- Problem description -
Write each line out exactly, leaving none out.

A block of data
------------------------------
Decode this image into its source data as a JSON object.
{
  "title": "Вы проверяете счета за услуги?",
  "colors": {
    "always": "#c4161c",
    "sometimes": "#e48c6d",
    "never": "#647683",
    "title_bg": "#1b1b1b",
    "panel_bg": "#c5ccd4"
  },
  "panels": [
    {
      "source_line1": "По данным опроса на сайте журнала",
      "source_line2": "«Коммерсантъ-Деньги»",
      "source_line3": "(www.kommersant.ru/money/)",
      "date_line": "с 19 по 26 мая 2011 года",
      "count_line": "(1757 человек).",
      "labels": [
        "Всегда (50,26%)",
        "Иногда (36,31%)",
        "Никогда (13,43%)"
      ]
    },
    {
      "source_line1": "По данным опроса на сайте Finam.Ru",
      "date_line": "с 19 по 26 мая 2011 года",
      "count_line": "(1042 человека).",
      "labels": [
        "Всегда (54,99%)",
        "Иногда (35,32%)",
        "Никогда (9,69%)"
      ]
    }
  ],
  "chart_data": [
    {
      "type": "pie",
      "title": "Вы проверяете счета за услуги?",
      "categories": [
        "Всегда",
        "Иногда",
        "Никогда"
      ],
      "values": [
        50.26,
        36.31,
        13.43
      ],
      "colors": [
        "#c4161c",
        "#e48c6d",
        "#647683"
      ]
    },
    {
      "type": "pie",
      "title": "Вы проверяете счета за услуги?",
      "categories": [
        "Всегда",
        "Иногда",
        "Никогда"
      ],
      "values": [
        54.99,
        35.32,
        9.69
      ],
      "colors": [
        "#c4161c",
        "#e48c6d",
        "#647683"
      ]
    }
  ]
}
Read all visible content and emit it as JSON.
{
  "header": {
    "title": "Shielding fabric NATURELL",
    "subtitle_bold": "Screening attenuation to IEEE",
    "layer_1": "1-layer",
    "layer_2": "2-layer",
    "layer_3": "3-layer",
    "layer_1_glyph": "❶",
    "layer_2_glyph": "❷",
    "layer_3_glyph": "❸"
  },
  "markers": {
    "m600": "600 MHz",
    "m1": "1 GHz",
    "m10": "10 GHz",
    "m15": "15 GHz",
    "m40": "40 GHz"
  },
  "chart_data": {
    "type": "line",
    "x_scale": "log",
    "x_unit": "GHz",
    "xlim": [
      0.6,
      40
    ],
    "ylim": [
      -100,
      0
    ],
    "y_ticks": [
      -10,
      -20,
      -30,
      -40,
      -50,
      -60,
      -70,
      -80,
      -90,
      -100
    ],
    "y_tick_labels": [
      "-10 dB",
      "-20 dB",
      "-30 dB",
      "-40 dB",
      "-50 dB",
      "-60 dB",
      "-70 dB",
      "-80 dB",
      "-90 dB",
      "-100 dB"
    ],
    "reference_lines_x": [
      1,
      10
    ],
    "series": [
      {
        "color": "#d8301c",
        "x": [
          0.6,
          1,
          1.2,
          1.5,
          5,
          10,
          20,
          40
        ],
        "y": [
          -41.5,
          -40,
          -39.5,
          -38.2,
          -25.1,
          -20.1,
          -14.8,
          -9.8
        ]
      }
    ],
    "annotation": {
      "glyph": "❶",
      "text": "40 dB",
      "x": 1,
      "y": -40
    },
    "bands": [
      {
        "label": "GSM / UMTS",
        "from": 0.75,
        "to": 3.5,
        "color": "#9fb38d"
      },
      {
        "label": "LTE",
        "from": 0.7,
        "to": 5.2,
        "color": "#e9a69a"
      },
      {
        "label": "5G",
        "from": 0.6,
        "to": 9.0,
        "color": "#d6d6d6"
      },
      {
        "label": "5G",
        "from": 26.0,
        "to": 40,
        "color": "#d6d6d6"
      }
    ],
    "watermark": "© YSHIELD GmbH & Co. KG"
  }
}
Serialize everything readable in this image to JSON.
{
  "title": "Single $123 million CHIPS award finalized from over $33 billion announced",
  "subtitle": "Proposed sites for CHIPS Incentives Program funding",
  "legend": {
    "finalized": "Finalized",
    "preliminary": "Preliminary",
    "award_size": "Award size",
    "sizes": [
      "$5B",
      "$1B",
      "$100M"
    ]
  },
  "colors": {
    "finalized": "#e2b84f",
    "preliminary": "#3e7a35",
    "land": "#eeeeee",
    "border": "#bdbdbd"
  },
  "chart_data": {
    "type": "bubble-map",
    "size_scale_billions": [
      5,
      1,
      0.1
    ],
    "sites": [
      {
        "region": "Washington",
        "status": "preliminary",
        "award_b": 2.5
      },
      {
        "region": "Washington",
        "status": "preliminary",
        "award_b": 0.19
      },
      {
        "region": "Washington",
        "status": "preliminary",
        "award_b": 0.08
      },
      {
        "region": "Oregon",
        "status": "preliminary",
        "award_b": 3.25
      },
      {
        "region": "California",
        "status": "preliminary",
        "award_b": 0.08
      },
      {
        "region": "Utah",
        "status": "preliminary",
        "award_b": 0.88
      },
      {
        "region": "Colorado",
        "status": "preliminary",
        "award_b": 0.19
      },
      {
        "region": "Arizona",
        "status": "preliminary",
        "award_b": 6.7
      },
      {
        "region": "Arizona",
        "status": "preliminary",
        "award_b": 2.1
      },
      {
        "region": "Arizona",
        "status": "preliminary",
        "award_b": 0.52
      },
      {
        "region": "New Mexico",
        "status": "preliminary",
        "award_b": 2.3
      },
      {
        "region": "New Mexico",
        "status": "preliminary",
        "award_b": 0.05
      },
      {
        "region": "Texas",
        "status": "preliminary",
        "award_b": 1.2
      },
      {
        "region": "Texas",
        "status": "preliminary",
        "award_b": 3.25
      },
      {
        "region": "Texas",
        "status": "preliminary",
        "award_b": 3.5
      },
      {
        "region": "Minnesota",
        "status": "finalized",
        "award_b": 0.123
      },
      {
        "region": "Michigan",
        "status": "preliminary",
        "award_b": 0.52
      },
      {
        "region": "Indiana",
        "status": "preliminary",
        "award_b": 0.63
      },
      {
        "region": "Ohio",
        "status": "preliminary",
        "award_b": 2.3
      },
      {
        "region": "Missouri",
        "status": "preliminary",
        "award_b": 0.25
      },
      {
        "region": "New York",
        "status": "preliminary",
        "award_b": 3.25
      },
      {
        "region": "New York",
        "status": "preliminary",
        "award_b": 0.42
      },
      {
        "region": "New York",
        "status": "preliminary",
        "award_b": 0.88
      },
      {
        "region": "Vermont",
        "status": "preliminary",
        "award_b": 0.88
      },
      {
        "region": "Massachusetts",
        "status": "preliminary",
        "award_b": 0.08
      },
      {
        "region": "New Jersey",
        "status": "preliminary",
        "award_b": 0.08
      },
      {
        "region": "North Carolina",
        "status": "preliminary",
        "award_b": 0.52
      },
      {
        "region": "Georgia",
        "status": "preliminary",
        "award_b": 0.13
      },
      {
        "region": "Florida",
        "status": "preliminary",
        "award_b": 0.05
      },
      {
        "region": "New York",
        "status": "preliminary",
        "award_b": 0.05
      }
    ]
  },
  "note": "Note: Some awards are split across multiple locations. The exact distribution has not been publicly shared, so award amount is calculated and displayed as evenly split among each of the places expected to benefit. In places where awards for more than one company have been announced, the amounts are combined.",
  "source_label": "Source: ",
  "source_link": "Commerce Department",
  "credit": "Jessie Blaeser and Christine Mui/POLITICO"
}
------------------------------
- Solution for this task -
Decode this image into its source data as a JSON object.
{
  "title": "Вы проверяете счета за услуги?",
  "colors": {
    "always": "#c4161c",
    "sometimes": "#e48c6d",
    "never": "#647683",
    "title_bg": "#1b1b1b",
    "panel_bg": "#c5ccd4"
  },
  "panels": [
    {
      "source_line1": "По данным опроса на сайте журнала",
      "source_line2": "«Коммерсантъ-Деньги»",
      "source_line3": "(www.kommersant.ru/money/)",
      "date_line": "с 19 по 26 мая 2011 года",
      "count_line": "(1757 человек).",
      "labels": [
        "Всегда (50,26%)",
        "Иногда (36,31%)",
        "Никогда (13,43%)"
      ]
    },
    {
      "source_line1": "По данным опроса на сайте Finam.Ru",
      "date_line": "с 19 по 26 мая 2011 года",
      "count_line": "(1042 человека).",
      "labels": [
        "Всегда (54,99%)",
        "Иногда (35,32%)",
        "Никогда (9,69%)"
      ]
    }
  ],
  "chart_data": [
    {
      "type": "pie",
      "title": "Вы проверяете счета за услуги?",
      "categories": [
        "Всегда",
        "Иногда",
        "Никогда"
      ],
      "values": [
        50.26,
        36.31,
        13.43
      ],
      "colors": [
        "#c4161c",
        "#e48c6d",
        "#647683"
      ]
    },
    {
      "type": "pie",
      "title": "Вы проверяете счета за услуги?",
      "categories": [
        "Всегда",
        "Иногда",
        "Никогда"
      ],
      "values": [
        54.99,
        35.32,
        9.69
      ],
      "colors": [
        "#c4161c",
        "#e48c6d",
        "#647683"
      ]
    }
  ]
}
Read all visible content and emit it as JSON.
{
  "header": {
    "title": "Shielding fabric NATURELL",
    "subtitle_bold": "Screening attenuation to IEEE",
    "layer_1": "1-layer",
    "layer_2": "2-layer",
    "layer_3": "3-layer",
    "layer_1_glyph": "❶",
    "layer_2_glyph": "❷",
    "layer_3_glyph": "❸"
  },
  "markers": {
    "m600": "600 MHz",
    "m1": "1 GHz",
    "m10": "10 GHz",
    "m15": "15 GHz",
    "m40": "40 GHz"
  },
  "chart_data": {
    "type": "line",
    "x_scale": "log",
    "x_unit": "GHz",
    "xlim": [
      0.6,
      40
    ],
    "ylim": [
      -100,
      0
    ],
    "y_ticks": [
      -10,
      -20,
      -30,
      -40,
      -50,
      -60,
      -70,
      -80,
      -90,
      -100
    ],
    "y_tick_labels": [
      "-10 dB",
      "-20 dB",
      "-30 dB",
      "-40 dB",
      "-50 dB",
      "-60 dB",
      "-70 dB",
      "-80 dB",
      "-90 dB",
      "-100 dB"
    ],
    "reference_lines_x": [
      1,
      10
    ],
    "series": [
      {
        "color": "#d8301c",
        "x": [
          0.6,
          1,
          1.2,
          1.5,
          5,
          10,
          20,
          40
        ],
        "y": [
          -41.5,
          -40,
          -39.5,
          -38.2,
          -25.1,
          -20.1,
          -14.8,
          -9.8
        ]
      }
    ],
    "annotation": {
      "glyph": "❶",
      "text": "40 dB",
      "x": 1,
      "y": -40
    },
    "bands": [
      {
        "label": "GSM / UMTS",
        "from": 0.75,
        "to": 3.5,
        "color": "#9fb38d"
      },
      {
        "label": "LTE",
        "from": 0.7,
        "to": 5.2,
        "color": "#e9a69a"
      },
      {
        "label": "5G",
        "from": 0.6,
        "to": 9.0,
        "color": "#d6d6d6"
      },
      {
        "label": "5G",
        "from": 26.0,
        "to": 40,
        "color": "#d6d6d6"
      }
    ],
    "watermark": "© YSHIELD GmbH & Co. KG"
  }
}
Serialize everything readable in this image to JSON.
{
  "title": "Single $123 million CHIPS award finalized from over $33 billion announced",
  "subtitle": "Proposed sites for CHIPS Incentives Program funding",
  "legend": {
    "finalized": "Finalized",
    "preliminary": "Preliminary",
    "award_size": "Award size",
    "sizes": [
      "$5B",
      "$1B",
      "$100M"
    ]
  },
  "colors": {
    "finalized": "#e2b84f",
    "preliminary": "#3e7a35",
    "land": "#eeeeee",
    "border": "#bdbdbd"
  },
  "chart_data": {
    "type": "bubble-map",
    "size_scale_billions": [
      5,
      1,
      0.1
    ],
    "sites": [
      {
        "region": "Washington",
        "status": "preliminary",
        "award_b": 2.5
      },
      {
        "region": "Washington",
        "status": "preliminary",
        "award_b": 0.19
      },
      {
        "region": "Washington",
        "status": "preliminary",
        "award_b": 0.08
      },
      {
        "region": "Oregon",
        "status": "preliminary",
        "award_b": 3.25
      },
      {
        "region": "California",
        "status": "preliminary",
        "award_b": 0.08
      },
      {
        "region": "Utah",
        "status": "preliminary",
        "award_b": 0.88
      },
      {
        "region": "Colorado",
        "status": "preliminary",
        "award_b": 0.19
      },
      {
        "region": "Arizona",
        "status": "preliminary",
        "award_b": 6.7
      },
      {
        "region": "Arizona",
        "status": "preliminary",
        "award_b": 2.1
      },
      {
        "region": "Arizona",
        "status": "preliminary",
        "award_b": 0.52
      },
      {
        "region": "New Mexico",
        "status": "preliminary",
        "award_b": 2.3
      },
      {
        "region": "New Mexico",
        "status": "preliminary",
        "award_b": 0.05
      },
      {
        "region": "Texas",
        "status": "preliminary",
        "award_b": 1.2
      },
      {
        "region": "Texas",
        "status": "preliminary",
        "award_b": 3.25
      },
      {
        "region": "Texas",
        "status": "preliminary",
        "award_b": 3.5
      },
      {
        "region": "Minnesota",
        "status": "finalized",
        "award_b": 0.123
      },
      {
        "region": "Michigan",
        "status": "preliminary",
        "award_b": 0.52
      },
      {
        "region": "Indiana",
        "status": "preliminary",
        "award_b": 0.63
      },
      {
        "region": "Ohio",
        "status": "preliminary",
        "award_b": 2.3
      },
      {
        "region": "Missouri",
        "status": "preliminary",
        "award_b": 0.25
      },
      {
        "region": "New York",
        "status": "preliminary",
        "award_b": 3.25
      },
      {
        "region": "New York",
        "status": "preliminary",
        "award_b": 0.42
      },
      {
        "region": "New York",
        "status": "preliminary",
        "award_b": 0.88
      },
      {
        "region": "Vermont",
        "status": "preliminary",
        "award_b": 0.88
      },
      {
        "region": "Massachusetts",
        "status": "preliminary",
        "award_b": 0.08
      },
      {
        "region": "New Jersey",
        "status": "preliminary",
        "award_b": 0.08
      },
      {
        "region": "North Carolina",
        "status": "preliminary",
        "award_b": 0.52
      },
      {
        "region": "Georgia",
        "status": "preliminary",
        "award_b": 0.13
      },
      {
        "region": "Florida",
        "status": "preliminary",
        "award_b": 0.05
      },
      {
        "region": "New York",
        "status": "preliminary",
        "award_b": 0.05
      }
    ]
  },
  "note": "Note: Some awards are split across multiple locations. The exact distribution has not been publicly shared, so award amount is calculated and displayed as evenly split among each of the places expected to benefit. In places where awards for more than one company have been announced, the amounts are combined.",
  "source_label": "Source: ",
  "source_link": "Commerce Department",
  "credit": "Jessie Blaeser and Christine Mui/POLITICO"
}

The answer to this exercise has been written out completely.